Entries
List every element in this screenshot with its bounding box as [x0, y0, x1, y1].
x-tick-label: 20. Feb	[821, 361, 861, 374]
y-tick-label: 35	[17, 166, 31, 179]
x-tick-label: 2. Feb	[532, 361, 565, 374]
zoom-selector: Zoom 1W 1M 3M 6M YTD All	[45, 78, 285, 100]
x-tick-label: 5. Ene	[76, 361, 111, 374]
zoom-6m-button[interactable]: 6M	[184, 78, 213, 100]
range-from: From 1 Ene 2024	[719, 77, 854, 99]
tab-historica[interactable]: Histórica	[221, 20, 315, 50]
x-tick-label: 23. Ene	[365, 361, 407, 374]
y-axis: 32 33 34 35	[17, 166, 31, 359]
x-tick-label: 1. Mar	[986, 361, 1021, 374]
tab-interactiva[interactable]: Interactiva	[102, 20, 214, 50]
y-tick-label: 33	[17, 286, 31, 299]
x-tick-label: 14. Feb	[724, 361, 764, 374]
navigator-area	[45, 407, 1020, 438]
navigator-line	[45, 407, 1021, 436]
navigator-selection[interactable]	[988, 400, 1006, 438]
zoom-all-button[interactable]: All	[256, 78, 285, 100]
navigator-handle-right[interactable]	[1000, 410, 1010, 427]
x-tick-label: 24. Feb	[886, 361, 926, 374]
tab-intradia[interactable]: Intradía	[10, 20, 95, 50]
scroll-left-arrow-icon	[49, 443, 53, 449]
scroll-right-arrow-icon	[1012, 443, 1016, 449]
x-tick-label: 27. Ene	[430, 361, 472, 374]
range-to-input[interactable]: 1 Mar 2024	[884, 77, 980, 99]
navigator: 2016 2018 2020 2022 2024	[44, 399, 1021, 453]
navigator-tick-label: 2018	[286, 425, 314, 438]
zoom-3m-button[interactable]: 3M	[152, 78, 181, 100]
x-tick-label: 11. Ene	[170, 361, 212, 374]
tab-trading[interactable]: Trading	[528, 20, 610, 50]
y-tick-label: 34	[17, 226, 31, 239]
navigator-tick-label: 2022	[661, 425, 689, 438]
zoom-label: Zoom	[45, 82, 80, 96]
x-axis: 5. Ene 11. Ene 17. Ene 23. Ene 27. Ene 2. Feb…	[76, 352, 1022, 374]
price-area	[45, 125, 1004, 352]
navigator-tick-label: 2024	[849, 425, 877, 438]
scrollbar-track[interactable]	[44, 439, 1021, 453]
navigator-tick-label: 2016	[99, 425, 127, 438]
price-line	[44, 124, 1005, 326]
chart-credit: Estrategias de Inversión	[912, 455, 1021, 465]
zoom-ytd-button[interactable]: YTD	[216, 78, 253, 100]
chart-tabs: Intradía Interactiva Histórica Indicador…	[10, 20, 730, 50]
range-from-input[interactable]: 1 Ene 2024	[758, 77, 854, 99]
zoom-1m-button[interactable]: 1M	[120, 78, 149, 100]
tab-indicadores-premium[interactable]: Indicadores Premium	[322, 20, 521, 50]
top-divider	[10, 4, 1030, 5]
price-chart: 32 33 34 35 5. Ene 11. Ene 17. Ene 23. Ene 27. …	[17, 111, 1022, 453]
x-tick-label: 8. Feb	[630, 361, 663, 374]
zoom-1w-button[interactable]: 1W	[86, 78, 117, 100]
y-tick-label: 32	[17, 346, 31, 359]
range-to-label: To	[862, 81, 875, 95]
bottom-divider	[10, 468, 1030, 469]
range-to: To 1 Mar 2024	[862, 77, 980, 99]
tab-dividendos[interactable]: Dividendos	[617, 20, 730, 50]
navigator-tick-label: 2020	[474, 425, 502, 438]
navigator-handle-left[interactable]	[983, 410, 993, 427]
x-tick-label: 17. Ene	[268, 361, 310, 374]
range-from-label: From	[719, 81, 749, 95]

* * *

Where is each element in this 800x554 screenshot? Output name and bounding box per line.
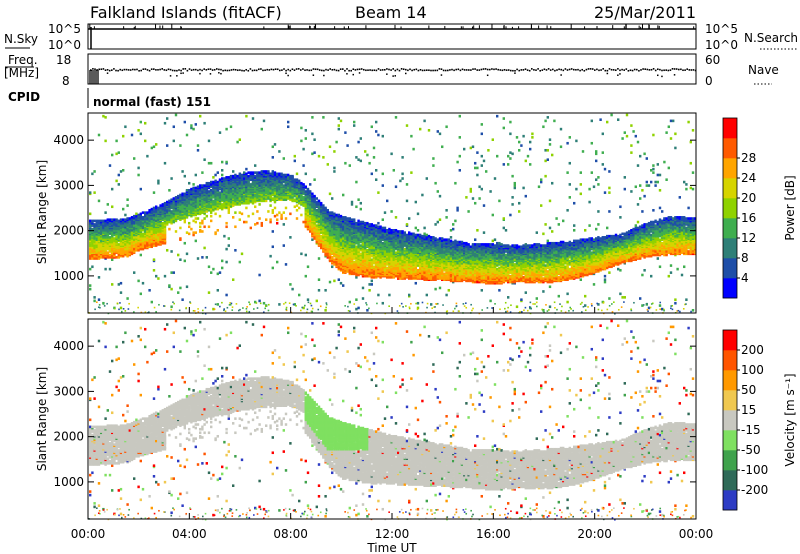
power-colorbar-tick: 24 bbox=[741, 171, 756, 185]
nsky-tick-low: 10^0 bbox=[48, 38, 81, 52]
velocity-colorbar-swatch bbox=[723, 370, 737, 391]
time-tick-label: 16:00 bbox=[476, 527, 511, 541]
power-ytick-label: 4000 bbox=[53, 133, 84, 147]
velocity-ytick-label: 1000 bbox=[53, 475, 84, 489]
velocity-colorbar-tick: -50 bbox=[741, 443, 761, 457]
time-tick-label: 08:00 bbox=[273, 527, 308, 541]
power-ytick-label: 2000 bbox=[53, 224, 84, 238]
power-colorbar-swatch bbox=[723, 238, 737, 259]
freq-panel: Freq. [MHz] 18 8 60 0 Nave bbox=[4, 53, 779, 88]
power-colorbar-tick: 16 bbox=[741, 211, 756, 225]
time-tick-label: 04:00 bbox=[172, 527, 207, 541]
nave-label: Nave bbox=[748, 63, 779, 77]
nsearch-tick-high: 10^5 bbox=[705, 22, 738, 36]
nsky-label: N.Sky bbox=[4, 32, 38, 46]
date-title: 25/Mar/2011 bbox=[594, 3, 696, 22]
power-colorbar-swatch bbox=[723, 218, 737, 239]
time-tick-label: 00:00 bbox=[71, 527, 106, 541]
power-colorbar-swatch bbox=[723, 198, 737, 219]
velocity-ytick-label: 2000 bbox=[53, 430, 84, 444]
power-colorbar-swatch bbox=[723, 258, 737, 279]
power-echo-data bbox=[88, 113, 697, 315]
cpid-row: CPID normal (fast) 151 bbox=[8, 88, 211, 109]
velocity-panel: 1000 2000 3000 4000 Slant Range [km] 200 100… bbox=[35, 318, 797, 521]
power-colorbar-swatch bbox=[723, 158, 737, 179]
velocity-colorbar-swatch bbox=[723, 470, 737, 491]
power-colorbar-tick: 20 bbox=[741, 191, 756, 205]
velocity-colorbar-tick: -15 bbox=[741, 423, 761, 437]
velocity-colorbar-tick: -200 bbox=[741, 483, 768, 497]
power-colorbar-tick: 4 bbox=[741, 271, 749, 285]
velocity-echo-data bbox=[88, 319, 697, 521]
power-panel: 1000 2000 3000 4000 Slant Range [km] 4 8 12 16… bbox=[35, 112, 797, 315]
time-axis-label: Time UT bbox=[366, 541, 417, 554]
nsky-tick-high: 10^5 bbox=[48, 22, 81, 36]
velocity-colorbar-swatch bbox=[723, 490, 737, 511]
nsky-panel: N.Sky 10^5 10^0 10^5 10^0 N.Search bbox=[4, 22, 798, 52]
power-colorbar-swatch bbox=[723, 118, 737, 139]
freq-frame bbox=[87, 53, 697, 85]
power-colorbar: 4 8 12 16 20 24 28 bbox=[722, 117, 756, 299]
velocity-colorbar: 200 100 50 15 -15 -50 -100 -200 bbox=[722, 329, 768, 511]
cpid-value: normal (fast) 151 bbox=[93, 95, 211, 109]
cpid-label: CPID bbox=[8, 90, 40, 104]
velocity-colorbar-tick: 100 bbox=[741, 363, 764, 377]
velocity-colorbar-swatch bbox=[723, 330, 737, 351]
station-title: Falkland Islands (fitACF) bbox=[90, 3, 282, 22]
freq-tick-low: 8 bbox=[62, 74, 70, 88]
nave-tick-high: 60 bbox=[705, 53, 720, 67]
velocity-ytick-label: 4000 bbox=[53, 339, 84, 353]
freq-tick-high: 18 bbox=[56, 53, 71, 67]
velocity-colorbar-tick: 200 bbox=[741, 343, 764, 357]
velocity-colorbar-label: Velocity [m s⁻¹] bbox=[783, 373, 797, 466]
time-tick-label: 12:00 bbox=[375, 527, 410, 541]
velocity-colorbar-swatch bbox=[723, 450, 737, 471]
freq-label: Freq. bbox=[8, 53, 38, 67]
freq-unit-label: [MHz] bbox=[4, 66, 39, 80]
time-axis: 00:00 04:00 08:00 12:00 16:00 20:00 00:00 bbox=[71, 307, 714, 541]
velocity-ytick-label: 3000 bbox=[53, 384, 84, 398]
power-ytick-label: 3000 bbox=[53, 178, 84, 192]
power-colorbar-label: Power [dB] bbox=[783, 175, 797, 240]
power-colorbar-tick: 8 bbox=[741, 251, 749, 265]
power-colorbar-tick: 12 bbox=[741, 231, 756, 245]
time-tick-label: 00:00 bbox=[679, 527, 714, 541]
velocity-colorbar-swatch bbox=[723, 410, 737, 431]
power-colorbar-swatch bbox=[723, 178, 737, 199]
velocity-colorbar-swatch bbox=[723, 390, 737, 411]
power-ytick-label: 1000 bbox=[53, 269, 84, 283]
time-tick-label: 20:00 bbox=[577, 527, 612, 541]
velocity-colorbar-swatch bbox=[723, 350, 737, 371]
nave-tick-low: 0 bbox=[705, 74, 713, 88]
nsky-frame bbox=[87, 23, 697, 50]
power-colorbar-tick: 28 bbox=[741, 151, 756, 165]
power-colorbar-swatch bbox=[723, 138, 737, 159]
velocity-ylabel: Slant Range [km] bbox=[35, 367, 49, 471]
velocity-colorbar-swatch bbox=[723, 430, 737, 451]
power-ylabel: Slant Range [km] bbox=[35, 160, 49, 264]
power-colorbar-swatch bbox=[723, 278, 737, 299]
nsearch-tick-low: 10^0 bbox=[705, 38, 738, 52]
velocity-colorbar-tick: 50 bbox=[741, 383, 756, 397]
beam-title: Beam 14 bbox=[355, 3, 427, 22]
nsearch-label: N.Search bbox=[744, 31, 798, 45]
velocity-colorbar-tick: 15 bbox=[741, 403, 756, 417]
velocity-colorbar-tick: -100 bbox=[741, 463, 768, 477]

Task objective
Place the data lines into a JSON list of strings, one string per line, starting at the line containing "List every element" and ending at the line containing "361, 1021, 374]". Skip any blank lines.

Answer in full
[
  "List every element in this screenshot with its bounding box as [x0, y0, x1, y1].",
  "x-tick-label: 20. Feb\t[821, 361, 861, 374]",
  "y-tick-label: 35\t[17, 166, 31, 179]",
  "x-tick-label: 2. Feb\t[532, 361, 565, 374]",
  "zoom-selector: Zoom 1W 1M 3M 6M YTD All\t[45, 78, 285, 100]",
  "x-tick-label: 5. Ene\t[76, 361, 111, 374]",
  "zoom-6m-button[interactable]: 6M\t[184, 78, 213, 100]",
  "range-from: From 1 Ene 2024\t[719, 77, 854, 99]",
  "tab-historica[interactable]: Histórica\t[221, 20, 315, 50]",
  "x-tick-label: 23. Ene\t[365, 361, 407, 374]",
  "y-axis: 32 33 34 35\t[17, 166, 31, 359]",
  "x-tick-label: 1. Mar\t[986, 361, 1021, 374]"
]